#### [Required task]
Everything in the data should be repeated exactly, save for the images.

#### [Extracted material]
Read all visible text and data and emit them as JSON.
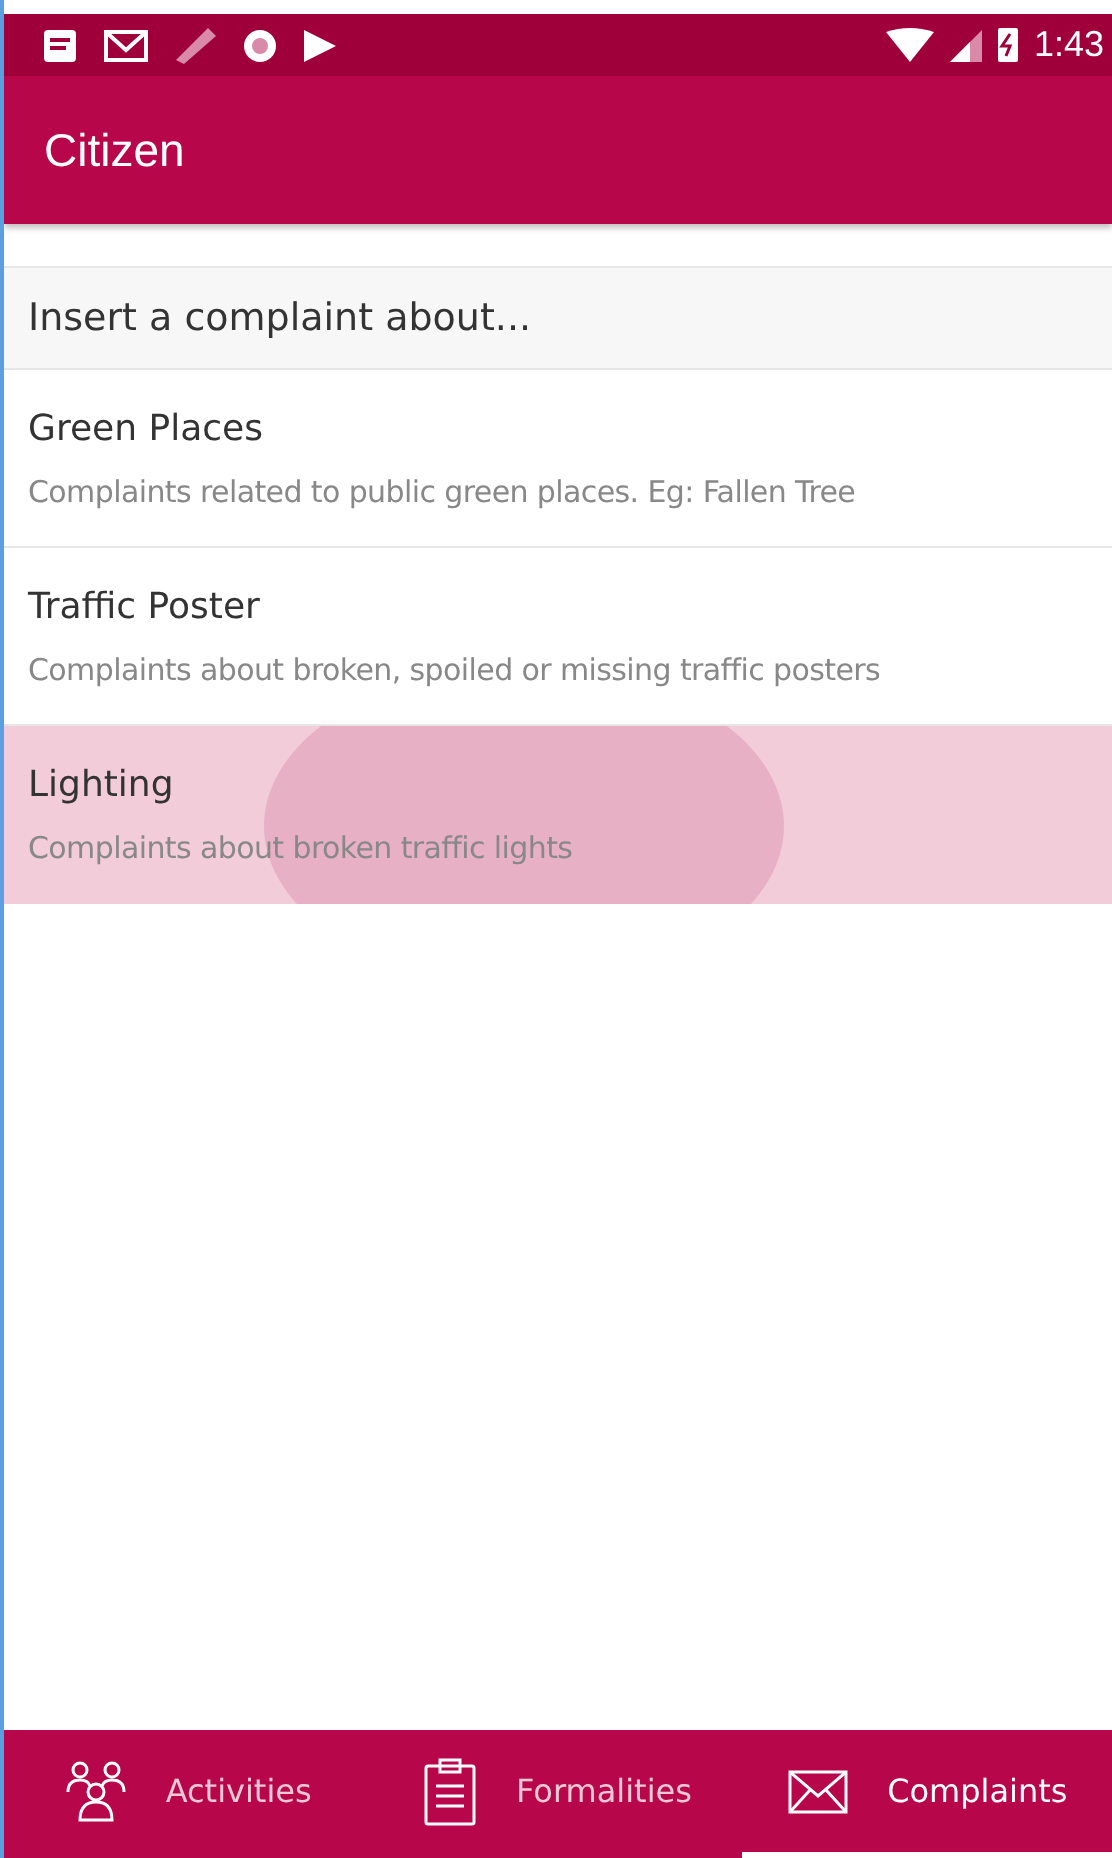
{
  "status_bar": {
    "time": "1:43"
  },
  "app_bar": {
    "title": "Citizen"
  },
  "section_header": "Insert a complaint about...",
  "complaints": [
    {
      "title": "Green Places",
      "description": "Complaints related to public green places. Eg: Fallen Tree",
      "selected": false
    },
    {
      "title": "Traffic Poster",
      "description": "Complaints about broken, spoiled or missing traffic posters",
      "selected": false
    },
    {
      "title": "Lighting",
      "description": "Complaints about broken traffic lights",
      "selected": true
    }
  ],
  "bottom_nav": [
    {
      "kind": "people",
      "label": "Activities",
      "selected": false
    },
    {
      "kind": "clipboard",
      "label": "Formalities",
      "selected": false
    },
    {
      "kind": "mail",
      "label": "Complaints",
      "selected": true
    }
  ]
}
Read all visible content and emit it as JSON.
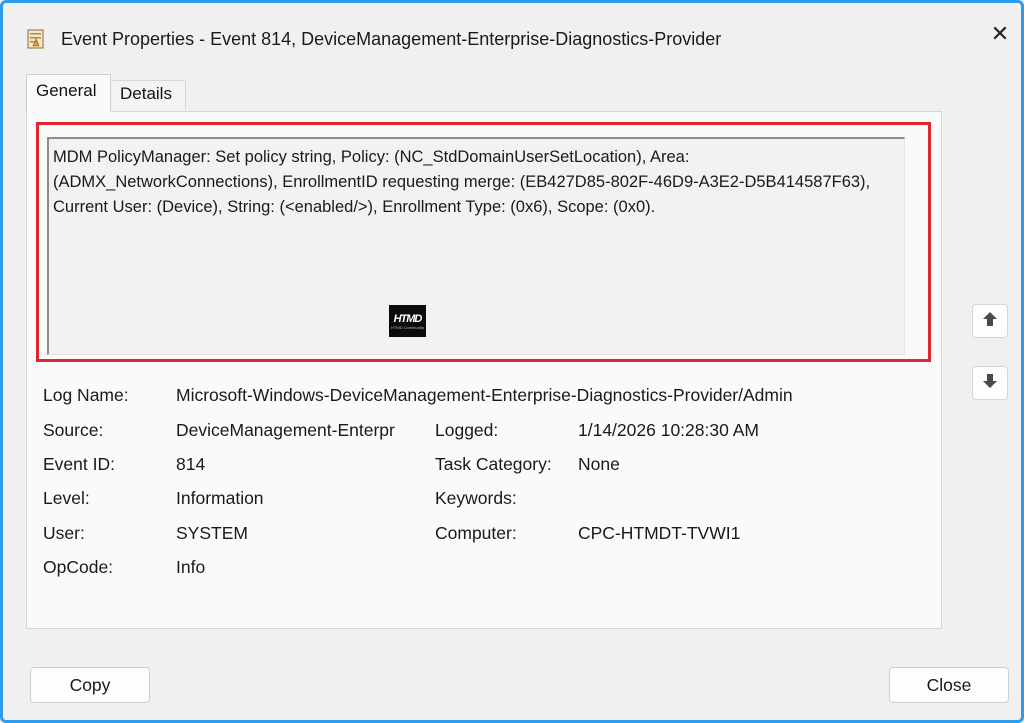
{
  "window": {
    "title": "Event Properties - Event 814, DeviceManagement-Enterprise-Diagnostics-Provider",
    "icon": "event-log-icon",
    "close_glyph": "✕",
    "border_color": "#2d9bf0"
  },
  "tabs": [
    {
      "label": "General",
      "selected": true
    },
    {
      "label": "Details",
      "selected": false
    }
  ],
  "message": {
    "text": "MDM PolicyManager: Set policy string, Policy: (NC_StdDomainUserSetLocation), Area: (ADMX_NetworkConnections), EnrollmentID requesting merge: (EB427D85-802F-46D9-A3E2-D5B414587F63), Current User: (Device), String: (<enabled/>), Enrollment Type: (0x6), Scope: (0x0).",
    "highlight_color": "#e0262f"
  },
  "watermark": {
    "logo_text": "HTMD",
    "small_text": "HTMD Community"
  },
  "properties": {
    "log_name_label": "Log Name:",
    "log_name_value": "Microsoft-Windows-DeviceManagement-Enterprise-Diagnostics-Provider/Admin",
    "source_label": "Source:",
    "source_value": "DeviceManagement-Enterpr",
    "logged_label": "Logged:",
    "logged_value": "1/14/2026 10:28:30 AM",
    "event_id_label": "Event ID:",
    "event_id_value": "814",
    "task_category_label": "Task Category:",
    "task_category_value": "None",
    "level_label": "Level:",
    "level_value": "Information",
    "keywords_label": "Keywords:",
    "keywords_value": "",
    "user_label": "User:",
    "user_value": "SYSTEM",
    "computer_label": "Computer:",
    "computer_value": "CPC-HTMDT-TVWI1",
    "opcode_label": "OpCode:",
    "opcode_value": "Info"
  },
  "buttons": {
    "copy_label": "Copy",
    "close_label": "Close"
  }
}
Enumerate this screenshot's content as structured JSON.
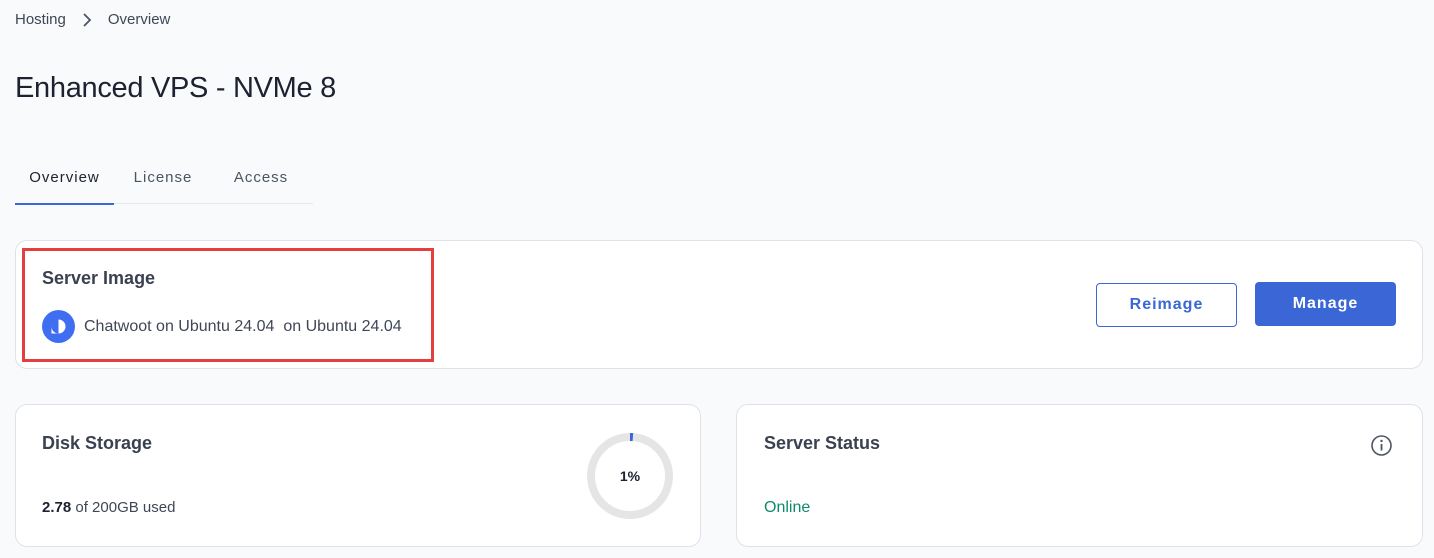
{
  "breadcrumb": {
    "items": [
      "Hosting",
      "Overview"
    ]
  },
  "page": {
    "title": "Enhanced VPS - NVMe 8"
  },
  "tabs": [
    {
      "label": "Overview",
      "active": true
    },
    {
      "label": "License",
      "active": false
    },
    {
      "label": "Access",
      "active": false
    }
  ],
  "server_image": {
    "title": "Server Image",
    "app_name": "Chatwoot on Ubuntu 24.04",
    "os_label": "on Ubuntu 24.04",
    "icon": "chatwoot-icon"
  },
  "buttons": {
    "reimage": "Reimage",
    "manage": "Manage"
  },
  "disk": {
    "title": "Disk Storage",
    "used_value": "2.78",
    "used_suffix": "of 200GB used",
    "percent_label": "1%",
    "percent": 0.01
  },
  "status": {
    "title": "Server Status",
    "value": "Online"
  },
  "colors": {
    "accent": "#3b66d6",
    "online": "#0f8a6b",
    "highlight": "#e53e3e",
    "gauge_track": "#e5e5e5"
  }
}
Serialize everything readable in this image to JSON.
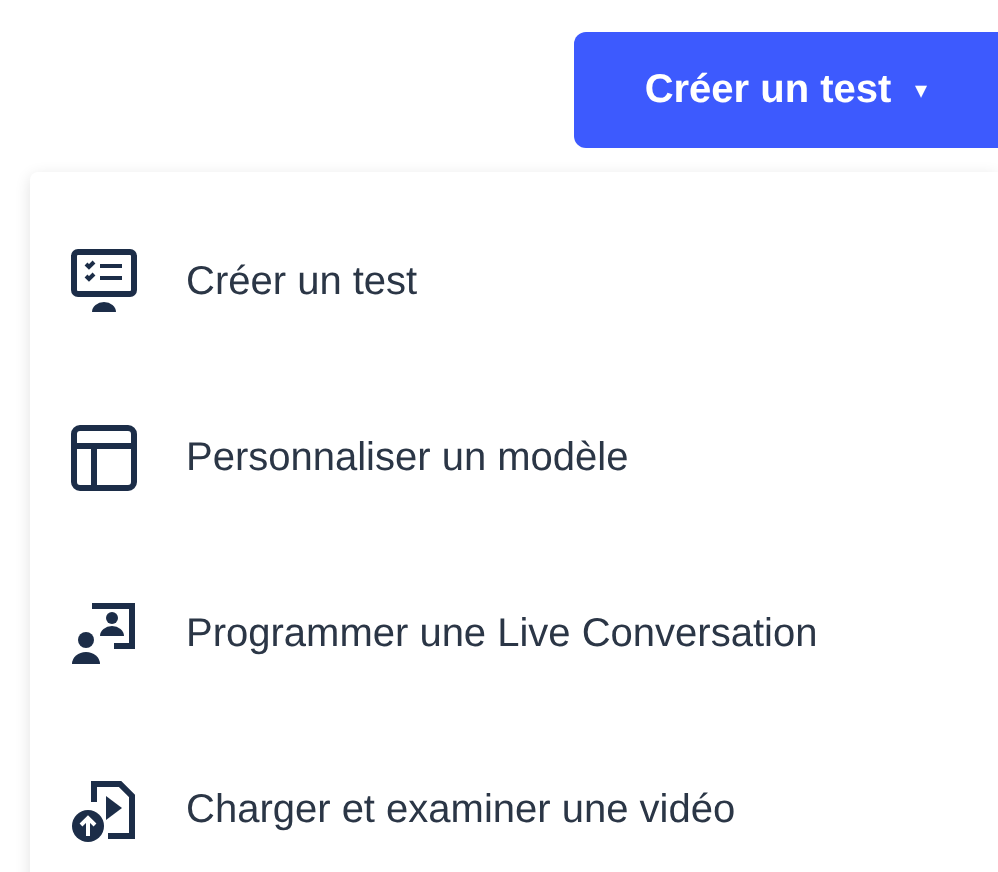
{
  "button": {
    "label": "Créer un test",
    "caret": "▾"
  },
  "menu": [
    {
      "kind": "test",
      "label": "Créer un test"
    },
    {
      "kind": "template",
      "label": "Personnaliser un modèle"
    },
    {
      "kind": "live",
      "label": "Programmer une Live Conversation"
    },
    {
      "kind": "upload",
      "label": "Charger et examiner une vidéo"
    }
  ]
}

#### [Solution]
Read all visible text and data and emit them as JSON.
{
  "status_bar": {
    "time": "1:43"
  },
  "app_bar": {
    "title": "Citizen"
  },
  "section_header": "Insert a complaint about...",
  "complaints": [
    {
      "title": "Green Places",
      "description": "Complaints related to public green places. Eg: Fallen Tree",
      "selected": false
    },
    {
      "title": "Traffic Poster",
      "description": "Complaints about broken, spoiled or missing traffic posters",
      "selected": false
    },
    {
      "title": "Lighting",
      "description": "Complaints about broken traffic lights",
      "selected": true
    }
  ],
  "bottom_nav": [
    {
      "kind": "people",
      "label": "Activities",
      "selected": false
    },
    {
      "kind": "clipboard",
      "label": "Formalities",
      "selected": false
    },
    {
      "kind": "mail",
      "label": "Complaints",
      "selected": true
    }
  ]
}
Read all visible content and emit it as JSON.
{
  "window": {
    "title": "Event Properties - Event 814, DeviceManagement-Enterprise-Diagnostics-Provider",
    "icon": "event-log-icon",
    "close_glyph": "✕",
    "border_color": "#2d9bf0"
  },
  "tabs": [
    {
      "label": "General",
      "selected": true
    },
    {
      "label": "Details",
      "selected": false
    }
  ],
  "message": {
    "text": "MDM PolicyManager: Set policy string, Policy: (NC_StdDomainUserSetLocation), Area: (ADMX_NetworkConnections), EnrollmentID requesting merge: (EB427D85-802F-46D9-A3E2-D5B414587F63), Current User: (Device), String: (<enabled/>), Enrollment Type: (0x6), Scope: (0x0).",
    "highlight_color": "#e0262f"
  },
  "watermark": {
    "logo_text": "HTMD",
    "small_text": "HTMD Community"
  },
  "properties": {
    "log_name_label": "Log Name:",
    "log_name_value": "Microsoft-Windows-DeviceManagement-Enterprise-Diagnostics-Provider/Admin",
    "source_label": "Source:",
    "source_value": "DeviceManagement-Enterpr",
    "logged_label": "Logged:",
    "logged_value": "1/14/2026 10:28:30 AM",
    "event_id_label": "Event ID:",
    "event_id_value": "814",
    "task_category_label": "Task Category:",
    "task_category_value": "None",
    "level_label": "Level:",
    "level_value": "Information",
    "keywords_label": "Keywords:",
    "keywords_value": "",
    "user_label": "User:",
    "user_value": "SYSTEM",
    "computer_label": "Computer:",
    "computer_value": "CPC-HTMDT-TVWI1",
    "opcode_label": "OpCode:",
    "opcode_value": "Info"
  },
  "buttons": {
    "copy_label": "Copy",
    "close_label": "Close"
  }
}
Enumerate this screenshot's content as structured JSON.
{
  "breadcrumb": {
    "items": [
      "Hosting",
      "Overview"
    ]
  },
  "page": {
    "title": "Enhanced VPS - NVMe 8"
  },
  "tabs": [
    {
      "label": "Overview",
      "active": true
    },
    {
      "label": "License",
      "active": false
    },
    {
      "label": "Access",
      "active": false
    }
  ],
  "server_image": {
    "title": "Server Image",
    "app_name": "Chatwoot on Ubuntu 24.04",
    "os_label": "on Ubuntu 24.04",
    "icon": "chatwoot-icon"
  },
  "buttons": {
    "reimage": "Reimage",
    "manage": "Manage"
  },
  "disk": {
    "title": "Disk Storage",
    "used_value": "2.78",
    "used_suffix": "of 200GB used",
    "percent_label": "1%",
    "percent": 0.01
  },
  "status": {
    "title": "Server Status",
    "value": "Online"
  },
  "colors": {
    "accent": "#3b66d6",
    "online": "#0f8a6b",
    "highlight": "#e53e3e",
    "gauge_track": "#e5e5e5"
  }
}
Serialize everything readable in this image to JSON.
{
  "button": {
    "label": "Créer un test",
    "caret": "▾"
  },
  "menu": [
    {
      "kind": "test",
      "label": "Créer un test"
    },
    {
      "kind": "template",
      "label": "Personnaliser un modèle"
    },
    {
      "kind": "live",
      "label": "Programmer une Live Conversation"
    },
    {
      "kind": "upload",
      "label": "Charger et examiner une vidéo"
    }
  ]
}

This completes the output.